Collect every line of the records below that contains the word "bookmark".

◇ ◇ ◇ ◇ ◇ ◇ ◇

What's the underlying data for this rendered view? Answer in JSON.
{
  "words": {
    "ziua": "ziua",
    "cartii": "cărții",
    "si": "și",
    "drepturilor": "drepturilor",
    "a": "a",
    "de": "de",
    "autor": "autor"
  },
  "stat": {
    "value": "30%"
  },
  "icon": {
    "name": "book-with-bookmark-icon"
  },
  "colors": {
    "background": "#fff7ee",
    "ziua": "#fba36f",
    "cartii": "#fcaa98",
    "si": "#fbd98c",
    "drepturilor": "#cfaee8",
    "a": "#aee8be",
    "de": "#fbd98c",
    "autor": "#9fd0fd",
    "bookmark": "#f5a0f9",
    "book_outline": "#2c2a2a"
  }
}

◇ ◇ ◇ ◇ ◇ ◇ ◇

- _EXERCISE RESULT_:
    "name": "book-with-bookmark-icon"
    "bookmark": "#f5a0f9",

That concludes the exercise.